• Problem requirements:
Copy every line of the records below word for word, changing nothing.

─── Supplied material ───

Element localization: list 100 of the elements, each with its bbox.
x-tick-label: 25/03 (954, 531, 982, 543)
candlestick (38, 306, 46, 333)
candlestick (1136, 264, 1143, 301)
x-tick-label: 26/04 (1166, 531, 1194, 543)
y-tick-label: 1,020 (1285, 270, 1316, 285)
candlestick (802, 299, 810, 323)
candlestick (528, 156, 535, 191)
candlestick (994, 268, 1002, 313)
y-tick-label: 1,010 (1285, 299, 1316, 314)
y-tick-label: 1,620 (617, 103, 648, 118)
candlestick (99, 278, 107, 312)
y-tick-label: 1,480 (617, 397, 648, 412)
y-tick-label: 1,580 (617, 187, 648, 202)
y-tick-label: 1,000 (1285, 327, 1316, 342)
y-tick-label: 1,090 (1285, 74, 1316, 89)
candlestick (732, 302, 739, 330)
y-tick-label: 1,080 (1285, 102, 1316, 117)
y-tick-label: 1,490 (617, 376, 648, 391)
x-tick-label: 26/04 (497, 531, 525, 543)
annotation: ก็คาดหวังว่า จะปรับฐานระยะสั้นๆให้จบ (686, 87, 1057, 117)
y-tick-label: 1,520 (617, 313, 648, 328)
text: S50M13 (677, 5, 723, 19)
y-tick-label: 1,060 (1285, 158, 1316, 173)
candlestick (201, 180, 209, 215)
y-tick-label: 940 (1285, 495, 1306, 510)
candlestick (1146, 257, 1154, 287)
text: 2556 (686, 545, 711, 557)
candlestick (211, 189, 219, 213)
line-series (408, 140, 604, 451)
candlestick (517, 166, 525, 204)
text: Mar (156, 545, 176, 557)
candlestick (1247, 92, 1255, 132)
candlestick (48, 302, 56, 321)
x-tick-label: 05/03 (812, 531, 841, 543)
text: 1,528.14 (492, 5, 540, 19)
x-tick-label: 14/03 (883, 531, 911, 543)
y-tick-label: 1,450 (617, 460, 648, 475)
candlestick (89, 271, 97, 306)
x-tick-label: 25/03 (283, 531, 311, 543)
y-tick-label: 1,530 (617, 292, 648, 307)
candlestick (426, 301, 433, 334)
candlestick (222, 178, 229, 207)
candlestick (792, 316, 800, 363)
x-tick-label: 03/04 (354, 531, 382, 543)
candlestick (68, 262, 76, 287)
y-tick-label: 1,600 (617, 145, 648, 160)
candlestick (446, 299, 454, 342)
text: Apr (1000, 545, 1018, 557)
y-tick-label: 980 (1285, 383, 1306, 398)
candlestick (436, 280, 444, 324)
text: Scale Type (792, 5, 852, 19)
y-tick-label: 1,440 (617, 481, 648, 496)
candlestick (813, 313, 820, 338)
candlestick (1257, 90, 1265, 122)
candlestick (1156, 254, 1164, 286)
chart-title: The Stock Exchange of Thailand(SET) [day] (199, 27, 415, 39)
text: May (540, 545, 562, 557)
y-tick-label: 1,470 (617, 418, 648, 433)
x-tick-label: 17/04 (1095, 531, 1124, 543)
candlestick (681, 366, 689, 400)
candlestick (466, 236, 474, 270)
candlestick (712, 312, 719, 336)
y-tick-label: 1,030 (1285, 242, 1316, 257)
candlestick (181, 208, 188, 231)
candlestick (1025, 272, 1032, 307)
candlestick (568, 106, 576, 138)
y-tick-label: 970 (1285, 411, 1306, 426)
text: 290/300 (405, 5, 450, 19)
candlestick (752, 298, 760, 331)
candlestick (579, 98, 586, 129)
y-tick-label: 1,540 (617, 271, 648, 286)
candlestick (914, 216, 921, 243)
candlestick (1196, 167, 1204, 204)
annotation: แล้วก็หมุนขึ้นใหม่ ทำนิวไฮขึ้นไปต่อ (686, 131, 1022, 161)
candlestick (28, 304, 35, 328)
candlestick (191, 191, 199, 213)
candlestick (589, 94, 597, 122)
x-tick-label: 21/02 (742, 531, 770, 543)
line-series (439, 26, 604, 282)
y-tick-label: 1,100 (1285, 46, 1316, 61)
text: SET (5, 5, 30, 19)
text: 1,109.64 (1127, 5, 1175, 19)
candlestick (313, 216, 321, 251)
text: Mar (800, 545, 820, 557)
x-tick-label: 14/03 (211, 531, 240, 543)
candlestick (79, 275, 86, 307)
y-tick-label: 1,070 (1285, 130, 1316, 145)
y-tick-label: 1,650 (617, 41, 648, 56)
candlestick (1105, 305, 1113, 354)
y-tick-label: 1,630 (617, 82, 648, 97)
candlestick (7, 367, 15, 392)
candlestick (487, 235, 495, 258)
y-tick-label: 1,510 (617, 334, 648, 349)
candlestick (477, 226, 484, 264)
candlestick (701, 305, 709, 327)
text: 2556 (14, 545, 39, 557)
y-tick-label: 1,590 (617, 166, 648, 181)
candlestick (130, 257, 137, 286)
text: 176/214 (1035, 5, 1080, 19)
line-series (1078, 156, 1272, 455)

───

• Complete output:
Element localization: list 100 of the elements, each with its bbox.
x-tick-label: 25/03 (954, 531, 982, 543)
candlestick (38, 306, 46, 333)
candlestick (1136, 264, 1143, 301)
x-tick-label: 26/04 (1166, 531, 1194, 543)
y-tick-label: 1,020 (1285, 270, 1316, 285)
candlestick (802, 299, 810, 323)
candlestick (528, 156, 535, 191)
candlestick (994, 268, 1002, 313)
y-tick-label: 1,010 (1285, 299, 1316, 314)
y-tick-label: 1,620 (617, 103, 648, 118)
candlestick (99, 278, 107, 312)
y-tick-label: 1,480 (617, 397, 648, 412)
y-tick-label: 1,580 (617, 187, 648, 202)
y-tick-label: 1,000 (1285, 327, 1316, 342)
y-tick-label: 1,090 (1285, 74, 1316, 89)
candlestick (732, 302, 739, 330)
y-tick-label: 1,080 (1285, 102, 1316, 117)
y-tick-label: 1,490 (617, 376, 648, 391)
x-tick-label: 26/04 (497, 531, 525, 543)
annotation: ก็คาดหวังว่า จะปรับฐานระยะสั้นๆให้จบ (686, 87, 1057, 117)
y-tick-label: 1,520 (617, 313, 648, 328)
text: S50M13 (677, 5, 723, 19)
y-tick-label: 1,060 (1285, 158, 1316, 173)
candlestick (201, 180, 209, 215)
y-tick-label: 940 (1285, 495, 1306, 510)
candlestick (1146, 257, 1154, 287)
text: 2556 (686, 545, 711, 557)
candlestick (211, 189, 219, 213)
line-series (408, 140, 604, 451)
candlestick (517, 166, 525, 204)
text: Mar (156, 545, 176, 557)
candlestick (1247, 92, 1255, 132)
candlestick (48, 302, 56, 321)
x-tick-label: 05/03 (812, 531, 841, 543)
text: 1,528.14 (492, 5, 540, 19)
x-tick-label: 14/03 (883, 531, 911, 543)
y-tick-label: 1,450 (617, 460, 648, 475)
candlestick (89, 271, 97, 306)
x-tick-label: 25/03 (283, 531, 311, 543)
y-tick-label: 1,530 (617, 292, 648, 307)
candlestick (426, 301, 433, 334)
candlestick (222, 178, 229, 207)
candlestick (792, 316, 800, 363)
x-tick-label: 03/04 (354, 531, 382, 543)
candlestick (68, 262, 76, 287)
y-tick-label: 1,600 (617, 145, 648, 160)
candlestick (446, 299, 454, 342)
text: Apr (1000, 545, 1018, 557)
y-tick-label: 980 (1285, 383, 1306, 398)
candlestick (436, 280, 444, 324)
text: Scale Type (792, 5, 852, 19)
y-tick-label: 1,440 (617, 481, 648, 496)
candlestick (813, 313, 820, 338)
candlestick (1257, 90, 1265, 122)
candlestick (1156, 254, 1164, 286)
chart-title: The Stock Exchange of Thailand(SET) [day] (199, 27, 415, 39)
text: May (540, 545, 562, 557)
y-tick-label: 1,470 (617, 418, 648, 433)
x-tick-label: 17/04 (1095, 531, 1124, 543)
candlestick (681, 366, 689, 400)
candlestick (466, 236, 474, 270)
candlestick (712, 312, 719, 336)
y-tick-label: 1,030 (1285, 242, 1316, 257)
candlestick (181, 208, 188, 231)
candlestick (1025, 272, 1032, 307)
candlestick (568, 106, 576, 138)
y-tick-label: 970 (1285, 411, 1306, 426)
text: 290/300 (405, 5, 450, 19)
candlestick (752, 298, 760, 331)
candlestick (579, 98, 586, 129)
y-tick-label: 1,540 (617, 271, 648, 286)
candlestick (914, 216, 921, 243)
candlestick (1196, 167, 1204, 204)
annotation: แล้วก็หมุนขึ้นใหม่ ทำนิวไฮขึ้นไปต่อ (686, 131, 1022, 161)
candlestick (28, 304, 35, 328)
candlestick (191, 191, 199, 213)
candlestick (589, 94, 597, 122)
x-tick-label: 21/02 (742, 531, 770, 543)
line-series (439, 26, 604, 282)
y-tick-label: 1,100 (1285, 46, 1316, 61)
text: SET (5, 5, 30, 19)
text: 1,109.64 (1127, 5, 1175, 19)
candlestick (313, 216, 321, 251)
text: Mar (800, 545, 820, 557)
x-tick-label: 14/03 (211, 531, 240, 543)
candlestick (79, 275, 86, 307)
y-tick-label: 1,070 (1285, 130, 1316, 145)
y-tick-label: 1,650 (617, 41, 648, 56)
candlestick (1105, 305, 1113, 354)
y-tick-label: 1,630 (617, 82, 648, 97)
candlestick (7, 367, 15, 392)
candlestick (487, 235, 495, 258)
y-tick-label: 1,510 (617, 334, 648, 349)
candlestick (477, 226, 484, 264)
candlestick (701, 305, 709, 327)
text: 2556 (14, 545, 39, 557)
y-tick-label: 1,590 (617, 166, 648, 181)
candlestick (130, 257, 137, 286)
text: 176/214 (1035, 5, 1080, 19)
line-series (1078, 156, 1272, 455)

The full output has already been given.